**Exercise description:**
Set down all of the data that follows word for word, without the images.

(Collected data entries)

::::::::::

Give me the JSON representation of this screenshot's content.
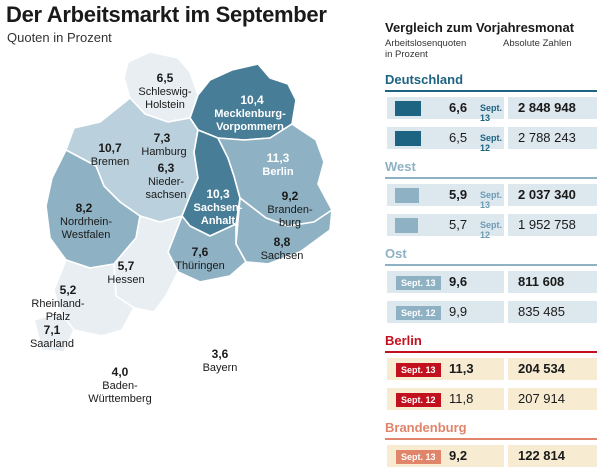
{
  "header": {
    "title": "Der Arbeitsmarkt im September",
    "subtitle": "Quoten in Prozent"
  },
  "chart_data": [
    {
      "type": "map",
      "regions": [
        {
          "id": "sh",
          "name": "Schleswig-Holstein",
          "label_lines": [
            "Schleswig-",
            "Holstein"
          ],
          "value": "6,5",
          "color": "#e8eef2"
        },
        {
          "id": "mv",
          "name": "Mecklenburg-Vorpommern",
          "label_lines": [
            "Mecklenburg-",
            "Vorpommern"
          ],
          "value": "10,4",
          "color": "#477d96"
        },
        {
          "id": "hh",
          "name": "Hamburg",
          "label_lines": [
            "Hamburg"
          ],
          "value": "7,3",
          "color": "#e8eef2"
        },
        {
          "id": "hb",
          "name": "Bremen",
          "label_lines": [
            "Bremen"
          ],
          "value": "10,7",
          "color": "#e8eef2"
        },
        {
          "id": "ni",
          "name": "Niedersachsen",
          "label_lines": [
            "Nieder-",
            "sachsen"
          ],
          "value": "6,3",
          "color": "#bad0dc"
        },
        {
          "id": "st",
          "name": "Sachsen-Anhalt",
          "label_lines": [
            "Sachsen-",
            "Anhalt"
          ],
          "value": "10,3",
          "color": "#477d96"
        },
        {
          "id": "be",
          "name": "Berlin",
          "label_lines": [
            "Berlin"
          ],
          "value": "11,3",
          "color": "#477d96"
        },
        {
          "id": "bb",
          "name": "Brandenburg",
          "label_lines": [
            "Branden-",
            "burg"
          ],
          "value": "9,2",
          "color": "#8eb1c3"
        },
        {
          "id": "nw",
          "name": "Nordrhein-Westfalen",
          "label_lines": [
            "Nordrhein-",
            "Westfalen"
          ],
          "value": "8,2",
          "color": "#8eb1c3"
        },
        {
          "id": "sn",
          "name": "Sachsen",
          "label_lines": [
            "Sachsen"
          ],
          "value": "8,8",
          "color": "#8eb1c3"
        },
        {
          "id": "th",
          "name": "Thüringen",
          "label_lines": [
            "Thüringen"
          ],
          "value": "7,6",
          "color": "#8eb1c3"
        },
        {
          "id": "he",
          "name": "Hessen",
          "label_lines": [
            "Hessen"
          ],
          "value": "5,7",
          "color": "#e8eef2"
        },
        {
          "id": "rp",
          "name": "Rheinland-Pfalz",
          "label_lines": [
            "Rheinland-",
            "Pfalz"
          ],
          "value": "5,2",
          "color": "#e8eef2"
        },
        {
          "id": "sl",
          "name": "Saarland",
          "label_lines": [
            "Saarland"
          ],
          "value": "7,1",
          "color": "#e8eef2"
        },
        {
          "id": "bw",
          "name": "Baden-Württemberg",
          "label_lines": [
            "Baden-",
            "Württemberg"
          ],
          "value": "4,0",
          "color": "#ffffff"
        },
        {
          "id": "by",
          "name": "Bayern",
          "label_lines": [
            "Bayern"
          ],
          "value": "3,6",
          "color": "#ffffff"
        }
      ]
    },
    {
      "type": "table",
      "title": "Vergleich zum Vorjahresmonat",
      "headers": [
        "Arbeitslosenquoten in Prozent",
        "Absolute Zahlen"
      ],
      "headers_left_lines": [
        "Arbeitslosenquoten",
        "in Prozent"
      ],
      "groups": [
        {
          "name": "Deutschland",
          "color": "#1d6382",
          "bg": "#ffffff",
          "rows": [
            {
              "period": "Sept. 13",
              "rate": 6.6,
              "rate_text": "6,6",
              "absolute": "2 848 948",
              "bold": true
            },
            {
              "period": "Sept. 12",
              "rate": 6.5,
              "rate_text": "6,5",
              "absolute": "2 788 243",
              "bold": false
            }
          ]
        },
        {
          "name": "West",
          "color": "#8eb1c3",
          "bg": "#ffffff",
          "rows": [
            {
              "period": "Sept. 13",
              "rate": 5.9,
              "rate_text": "5,9",
              "absolute": "2 037 340",
              "bold": true
            },
            {
              "period": "Sept. 12",
              "rate": 5.7,
              "rate_text": "5,7",
              "absolute": "1 952 758",
              "bold": false
            }
          ]
        },
        {
          "name": "Ost",
          "color": "#8eb1c3",
          "bg": "#dde7ee",
          "rows": [
            {
              "period": "Sept. 13",
              "rate": 9.6,
              "rate_text": "9,6",
              "absolute": "811 608",
              "bold": true
            },
            {
              "period": "Sept. 12",
              "rate": 9.9,
              "rate_text": "9,9",
              "absolute": "835 485",
              "bold": false
            }
          ]
        },
        {
          "name": "Berlin",
          "color": "#c3101e",
          "bg": "#f7ecd2",
          "rows": [
            {
              "period": "Sept. 13",
              "rate": 11.3,
              "rate_text": "11,3",
              "absolute": "204 534",
              "bold": true
            },
            {
              "period": "Sept. 12",
              "rate": 11.8,
              "rate_text": "11,8",
              "absolute": "207 914",
              "bold": false
            }
          ]
        },
        {
          "name": "Brandenburg",
          "color": "#e0846a",
          "bg": "#f7ecd2",
          "rows": [
            {
              "period": "Sept. 13",
              "rate": 9.2,
              "rate_text": "9,2",
              "absolute": "122 814",
              "bold": true
            }
          ]
        }
      ]
    }
  ]
}
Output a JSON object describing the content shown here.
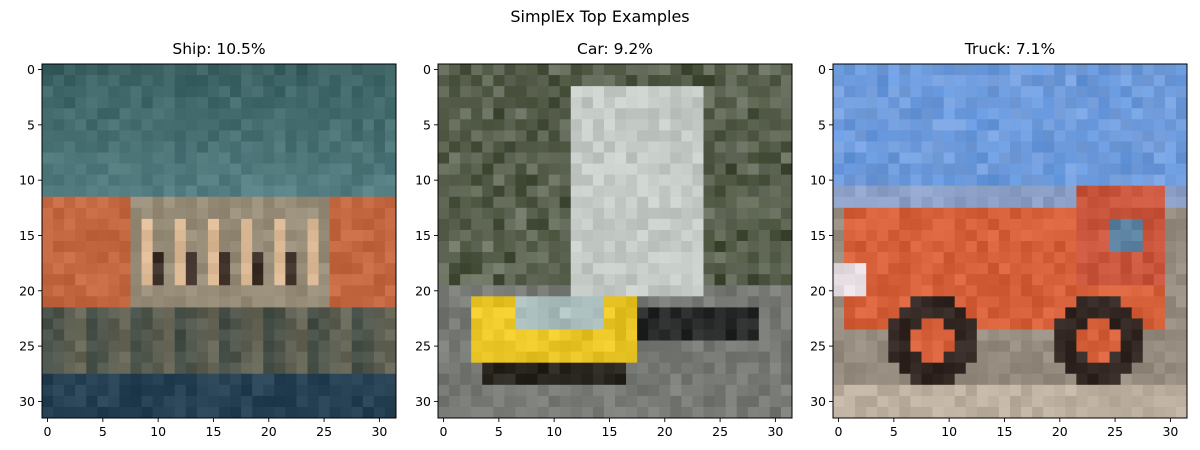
{
  "figure": {
    "title": "SimplEx Top Examples"
  },
  "colors": {
    "frame": "#000000",
    "background": "#ffffff"
  },
  "chart_data": [
    {
      "type": "heatmap",
      "title": "Ship: 10.5%",
      "image_size": [
        32,
        32
      ],
      "xlim": [
        -0.5,
        31.5
      ],
      "ylim": [
        31.5,
        -0.5
      ],
      "x_ticks": [
        0,
        5,
        10,
        15,
        20,
        25,
        30
      ],
      "y_ticks": [
        0,
        5,
        10,
        15,
        20,
        25,
        30
      ],
      "grid": false,
      "dominant_colors": [
        "#2f5e63",
        "#4f7f83",
        "#c96a3e",
        "#d8b894",
        "#253f52"
      ]
    },
    {
      "type": "heatmap",
      "title": "Car: 9.2%",
      "image_size": [
        32,
        32
      ],
      "xlim": [
        -0.5,
        31.5
      ],
      "ylim": [
        31.5,
        -0.5
      ],
      "x_ticks": [
        0,
        5,
        10,
        15,
        20,
        25,
        30
      ],
      "y_ticks": [
        0,
        5,
        10,
        15,
        20,
        25,
        30
      ],
      "grid": false,
      "dominant_colors": [
        "#4b5238",
        "#c7ccc8",
        "#e9c623",
        "#8e8f8c",
        "#1e1f1e"
      ]
    },
    {
      "type": "heatmap",
      "title": "Truck: 7.1%",
      "image_size": [
        32,
        32
      ],
      "xlim": [
        -0.5,
        31.5
      ],
      "ylim": [
        31.5,
        -0.5
      ],
      "x_ticks": [
        0,
        5,
        10,
        15,
        20,
        25,
        30
      ],
      "y_ticks": [
        0,
        5,
        10,
        15,
        20,
        25,
        30
      ],
      "grid": false,
      "dominant_colors": [
        "#6ea0dd",
        "#d9623a",
        "#3a2a26",
        "#a49a8c",
        "#c9b8a8"
      ]
    }
  ]
}
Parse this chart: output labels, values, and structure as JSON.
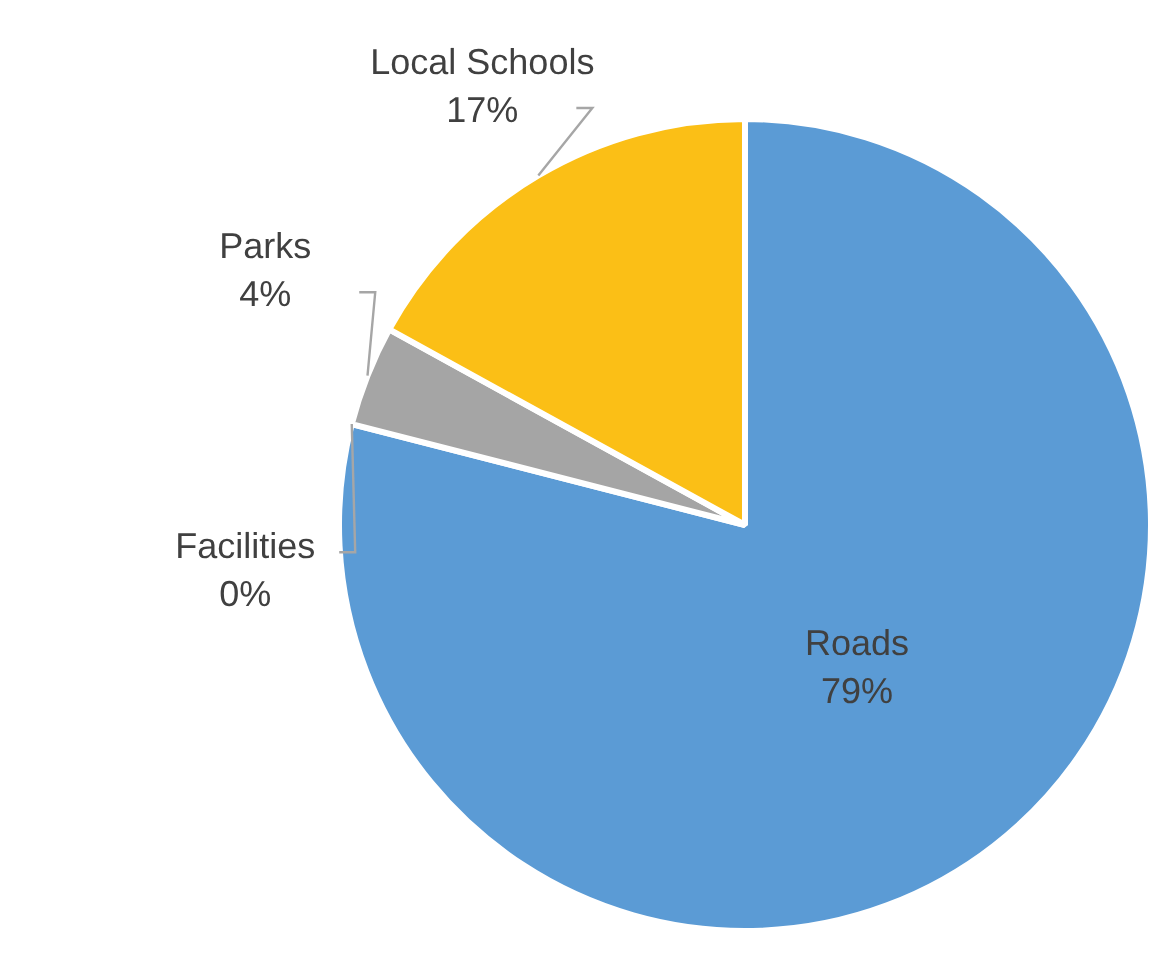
{
  "chart_data": {
    "type": "pie",
    "categories": [
      "Roads",
      "Facilities",
      "Parks",
      "Local Schools"
    ],
    "values": [
      79,
      0,
      4,
      17
    ],
    "value_labels": [
      "79%",
      "0%",
      "4%",
      "17%"
    ],
    "colors": [
      "#5b9bd5",
      "#ed7d31",
      "#a5a5a5",
      "#fbbf16"
    ]
  }
}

::::::::::

**Completed task:**
Give me the JSON representation of this screenshot's content.
{
  "header": {
    "title": "Der Arbeitsmarkt im September",
    "subtitle": "Quoten in Prozent"
  },
  "chart_data": [
    {
      "type": "map",
      "regions": [
        {
          "id": "sh",
          "name": "Schleswig-Holstein",
          "label_lines": [
            "Schleswig-",
            "Holstein"
          ],
          "value": "6,5",
          "color": "#e8eef2"
        },
        {
          "id": "mv",
          "name": "Mecklenburg-Vorpommern",
          "label_lines": [
            "Mecklenburg-",
            "Vorpommern"
          ],
          "value": "10,4",
          "color": "#477d96"
        },
        {
          "id": "hh",
          "name": "Hamburg",
          "label_lines": [
            "Hamburg"
          ],
          "value": "7,3",
          "color": "#e8eef2"
        },
        {
          "id": "hb",
          "name": "Bremen",
          "label_lines": [
            "Bremen"
          ],
          "value": "10,7",
          "color": "#e8eef2"
        },
        {
          "id": "ni",
          "name": "Niedersachsen",
          "label_lines": [
            "Nieder-",
            "sachsen"
          ],
          "value": "6,3",
          "color": "#bad0dc"
        },
        {
          "id": "st",
          "name": "Sachsen-Anhalt",
          "label_lines": [
            "Sachsen-",
            "Anhalt"
          ],
          "value": "10,3",
          "color": "#477d96"
        },
        {
          "id": "be",
          "name": "Berlin",
          "label_lines": [
            "Berlin"
          ],
          "value": "11,3",
          "color": "#477d96"
        },
        {
          "id": "bb",
          "name": "Brandenburg",
          "label_lines": [
            "Branden-",
            "burg"
          ],
          "value": "9,2",
          "color": "#8eb1c3"
        },
        {
          "id": "nw",
          "name": "Nordrhein-Westfalen",
          "label_lines": [
            "Nordrhein-",
            "Westfalen"
          ],
          "value": "8,2",
          "color": "#8eb1c3"
        },
        {
          "id": "sn",
          "name": "Sachsen",
          "label_lines": [
            "Sachsen"
          ],
          "value": "8,8",
          "color": "#8eb1c3"
        },
        {
          "id": "th",
          "name": "Thüringen",
          "label_lines": [
            "Thüringen"
          ],
          "value": "7,6",
          "color": "#8eb1c3"
        },
        {
          "id": "he",
          "name": "Hessen",
          "label_lines": [
            "Hessen"
          ],
          "value": "5,7",
          "color": "#e8eef2"
        },
        {
          "id": "rp",
          "name": "Rheinland-Pfalz",
          "label_lines": [
            "Rheinland-",
            "Pfalz"
          ],
          "value": "5,2",
          "color": "#e8eef2"
        },
        {
          "id": "sl",
          "name": "Saarland",
          "label_lines": [
            "Saarland"
          ],
          "value": "7,1",
          "color": "#e8eef2"
        },
        {
          "id": "bw",
          "name": "Baden-Württemberg",
          "label_lines": [
            "Baden-",
            "Württemberg"
          ],
          "value": "4,0",
          "color": "#ffffff"
        },
        {
          "id": "by",
          "name": "Bayern",
          "label_lines": [
            "Bayern"
          ],
          "value": "3,6",
          "color": "#ffffff"
        }
      ]
    },
    {
      "type": "table",
      "title": "Vergleich zum Vorjahresmonat",
      "headers": [
        "Arbeitslosenquoten in Prozent",
        "Absolute Zahlen"
      ],
      "headers_left_lines": [
        "Arbeitslosenquoten",
        "in Prozent"
      ],
      "groups": [
        {
          "name": "Deutschland",
          "color": "#1d6382",
          "bg": "#ffffff",
          "rows": [
            {
              "period": "Sept. 13",
              "rate": 6.6,
              "rate_text": "6,6",
              "absolute": "2 848 948",
              "bold": true
            },
            {
              "period": "Sept. 12",
              "rate": 6.5,
              "rate_text": "6,5",
              "absolute": "2 788 243",
              "bold": false
            }
          ]
        },
        {
          "name": "West",
          "color": "#8eb1c3",
          "bg": "#ffffff",
          "rows": [
            {
              "period": "Sept. 13",
              "rate": 5.9,
              "rate_text": "5,9",
              "absolute": "2 037 340",
              "bold": true
            },
            {
              "period": "Sept. 12",
              "rate": 5.7,
              "rate_text": "5,7",
              "absolute": "1 952 758",
              "bold": false
            }
          ]
        },
        {
          "name": "Ost",
          "color": "#8eb1c3",
          "bg": "#dde7ee",
          "rows": [
            {
              "period": "Sept. 13",
              "rate": 9.6,
              "rate_text": "9,6",
              "absolute": "811 608",
              "bold": true
            },
            {
              "period": "Sept. 12",
              "rate": 9.9,
              "rate_text": "9,9",
              "absolute": "835 485",
              "bold": false
            }
          ]
        },
        {
          "name": "Berlin",
          "color": "#c3101e",
          "bg": "#f7ecd2",
          "rows": [
            {
              "period": "Sept. 13",
              "rate": 11.3,
              "rate_text": "11,3",
              "absolute": "204 534",
              "bold": true
            },
            {
              "period": "Sept. 12",
              "rate": 11.8,
              "rate_text": "11,8",
              "absolute": "207 914",
              "bold": false
            }
          ]
        },
        {
          "name": "Brandenburg",
          "color": "#e0846a",
          "bg": "#f7ecd2",
          "rows": [
            {
              "period": "Sept. 13",
              "rate": 9.2,
              "rate_text": "9,2",
              "absolute": "122 814",
              "bold": true
            }
          ]
        }
      ]
    }
  ]
}
Output a JSON object describing the content shown here.
{
  "figure": {
    "title": "SimplEx Top Examples"
  },
  "colors": {
    "frame": "#000000",
    "background": "#ffffff"
  },
  "chart_data": [
    {
      "type": "heatmap",
      "title": "Ship: 10.5%",
      "image_size": [
        32,
        32
      ],
      "xlim": [
        -0.5,
        31.5
      ],
      "ylim": [
        31.5,
        -0.5
      ],
      "x_ticks": [
        0,
        5,
        10,
        15,
        20,
        25,
        30
      ],
      "y_ticks": [
        0,
        5,
        10,
        15,
        20,
        25,
        30
      ],
      "grid": false,
      "dominant_colors": [
        "#2f5e63",
        "#4f7f83",
        "#c96a3e",
        "#d8b894",
        "#253f52"
      ]
    },
    {
      "type": "heatmap",
      "title": "Car: 9.2%",
      "image_size": [
        32,
        32
      ],
      "xlim": [
        -0.5,
        31.5
      ],
      "ylim": [
        31.5,
        -0.5
      ],
      "x_ticks": [
        0,
        5,
        10,
        15,
        20,
        25,
        30
      ],
      "y_ticks": [
        0,
        5,
        10,
        15,
        20,
        25,
        30
      ],
      "grid": false,
      "dominant_colors": [
        "#4b5238",
        "#c7ccc8",
        "#e9c623",
        "#8e8f8c",
        "#1e1f1e"
      ]
    },
    {
      "type": "heatmap",
      "title": "Truck: 7.1%",
      "image_size": [
        32,
        32
      ],
      "xlim": [
        -0.5,
        31.5
      ],
      "ylim": [
        31.5,
        -0.5
      ],
      "x_ticks": [
        0,
        5,
        10,
        15,
        20,
        25,
        30
      ],
      "y_ticks": [
        0,
        5,
        10,
        15,
        20,
        25,
        30
      ],
      "grid": false,
      "dominant_colors": [
        "#6ea0dd",
        "#d9623a",
        "#3a2a26",
        "#a49a8c",
        "#c9b8a8"
      ]
    }
  ]
}
Parse this chart: output labels, values, and structure as JSON.
{
  "chart_data": {
    "type": "pie",
    "categories": [
      "Roads",
      "Facilities",
      "Parks",
      "Local Schools"
    ],
    "values": [
      79,
      0,
      4,
      17
    ],
    "value_labels": [
      "79%",
      "0%",
      "4%",
      "17%"
    ],
    "colors": [
      "#5b9bd5",
      "#ed7d31",
      "#a5a5a5",
      "#fbbf16"
    ]
  }
}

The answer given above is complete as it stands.